### Required work
Determine the number of lines in the listing below where the string "проекта" occurs; answer with the number alone.
>> start Information given
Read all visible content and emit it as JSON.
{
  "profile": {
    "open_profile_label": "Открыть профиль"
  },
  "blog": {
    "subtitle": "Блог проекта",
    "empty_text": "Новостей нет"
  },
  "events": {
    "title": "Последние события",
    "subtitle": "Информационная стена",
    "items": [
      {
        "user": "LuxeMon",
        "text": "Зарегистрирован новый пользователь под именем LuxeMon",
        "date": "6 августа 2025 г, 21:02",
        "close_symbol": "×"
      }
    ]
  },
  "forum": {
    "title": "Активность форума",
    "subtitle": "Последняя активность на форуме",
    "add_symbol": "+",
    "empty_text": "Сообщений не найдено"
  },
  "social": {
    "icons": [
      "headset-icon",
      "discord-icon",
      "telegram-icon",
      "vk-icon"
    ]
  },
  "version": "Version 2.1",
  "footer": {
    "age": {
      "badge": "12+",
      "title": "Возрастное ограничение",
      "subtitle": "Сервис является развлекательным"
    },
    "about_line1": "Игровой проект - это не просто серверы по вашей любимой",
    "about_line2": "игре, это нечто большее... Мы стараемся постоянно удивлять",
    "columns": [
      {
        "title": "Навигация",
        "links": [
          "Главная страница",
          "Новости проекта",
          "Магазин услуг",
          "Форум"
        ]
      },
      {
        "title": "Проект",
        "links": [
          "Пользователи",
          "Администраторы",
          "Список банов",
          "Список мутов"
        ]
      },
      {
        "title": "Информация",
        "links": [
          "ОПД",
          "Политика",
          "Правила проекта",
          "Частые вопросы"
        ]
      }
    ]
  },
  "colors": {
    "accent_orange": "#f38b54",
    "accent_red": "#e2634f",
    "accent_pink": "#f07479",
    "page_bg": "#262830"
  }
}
>> end Information given
### Answer for this exercise
3